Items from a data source
◆ ◆ ◆
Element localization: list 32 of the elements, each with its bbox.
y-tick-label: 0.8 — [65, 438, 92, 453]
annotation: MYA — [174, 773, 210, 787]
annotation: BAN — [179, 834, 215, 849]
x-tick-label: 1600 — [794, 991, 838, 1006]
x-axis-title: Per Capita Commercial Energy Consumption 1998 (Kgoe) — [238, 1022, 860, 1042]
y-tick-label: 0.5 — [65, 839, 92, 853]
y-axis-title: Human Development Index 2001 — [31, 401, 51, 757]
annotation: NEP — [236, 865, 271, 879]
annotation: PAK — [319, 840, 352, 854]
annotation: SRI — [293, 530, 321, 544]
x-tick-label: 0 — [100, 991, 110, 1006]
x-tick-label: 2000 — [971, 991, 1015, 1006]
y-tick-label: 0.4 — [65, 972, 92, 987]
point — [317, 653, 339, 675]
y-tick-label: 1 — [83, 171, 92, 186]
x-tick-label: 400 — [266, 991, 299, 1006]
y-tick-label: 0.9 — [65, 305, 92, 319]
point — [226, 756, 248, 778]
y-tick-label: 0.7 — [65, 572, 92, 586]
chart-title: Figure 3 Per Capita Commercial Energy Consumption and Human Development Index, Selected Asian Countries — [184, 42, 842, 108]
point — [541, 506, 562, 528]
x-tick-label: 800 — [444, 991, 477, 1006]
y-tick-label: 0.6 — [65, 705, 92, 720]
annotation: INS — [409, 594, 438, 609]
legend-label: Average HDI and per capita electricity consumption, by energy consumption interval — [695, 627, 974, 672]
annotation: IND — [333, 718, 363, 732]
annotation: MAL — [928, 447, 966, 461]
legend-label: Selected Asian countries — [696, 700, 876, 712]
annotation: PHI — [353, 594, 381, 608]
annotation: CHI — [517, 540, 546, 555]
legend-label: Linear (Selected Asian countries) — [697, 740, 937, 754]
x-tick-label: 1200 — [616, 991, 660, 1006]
◆ ◆ ◆
EXERCISE DIRECTIONS →
Switch each occurrence of "annotation" in the rows above to "country-label", and leave every other part of the lines as it is.

WRITTEN REPLY →
Element localization: list 32 of the elements, each with its bbox.
y-tick-label: 0.8 — [65, 438, 92, 453]
country-label: MYA — [174, 773, 210, 787]
country-label: BAN — [179, 834, 215, 849]
x-tick-label: 1600 — [794, 991, 838, 1006]
x-axis-title: Per Capita Commercial Energy Consumption 1998 (Kgoe) — [238, 1022, 860, 1042]
y-tick-label: 0.5 — [65, 839, 92, 853]
y-axis-title: Human Development Index 2001 — [31, 401, 51, 757]
country-label: NEP — [236, 865, 271, 879]
country-label: PAK — [319, 840, 352, 854]
country-label: SRI — [293, 530, 321, 544]
x-tick-label: 0 — [100, 991, 110, 1006]
x-tick-label: 2000 — [971, 991, 1015, 1006]
y-tick-label: 0.4 — [65, 972, 92, 987]
point — [317, 653, 339, 675]
y-tick-label: 1 — [83, 171, 92, 186]
x-tick-label: 400 — [266, 991, 299, 1006]
y-tick-label: 0.9 — [65, 305, 92, 319]
point — [226, 756, 248, 778]
y-tick-label: 0.7 — [65, 572, 92, 586]
chart-title: Figure 3 Per Capita Commercial Energy Consumption and Human Development Index, Selected Asian Countries — [184, 42, 842, 108]
point — [541, 506, 562, 528]
x-tick-label: 800 — [444, 991, 477, 1006]
y-tick-label: 0.6 — [65, 705, 92, 720]
country-label: INS — [409, 594, 438, 609]
legend-label: Average HDI and per capita electricity consumption, by energy consumption interval — [695, 627, 974, 672]
country-label: IND — [333, 718, 363, 732]
country-label: MAL — [928, 447, 966, 461]
legend-label: Selected Asian countries — [696, 700, 876, 712]
country-label: PHI — [353, 594, 381, 608]
country-label: CHI — [517, 540, 546, 555]
legend-label: Linear (Selected Asian countries) — [697, 740, 937, 754]
x-tick-label: 1200 — [616, 991, 660, 1006]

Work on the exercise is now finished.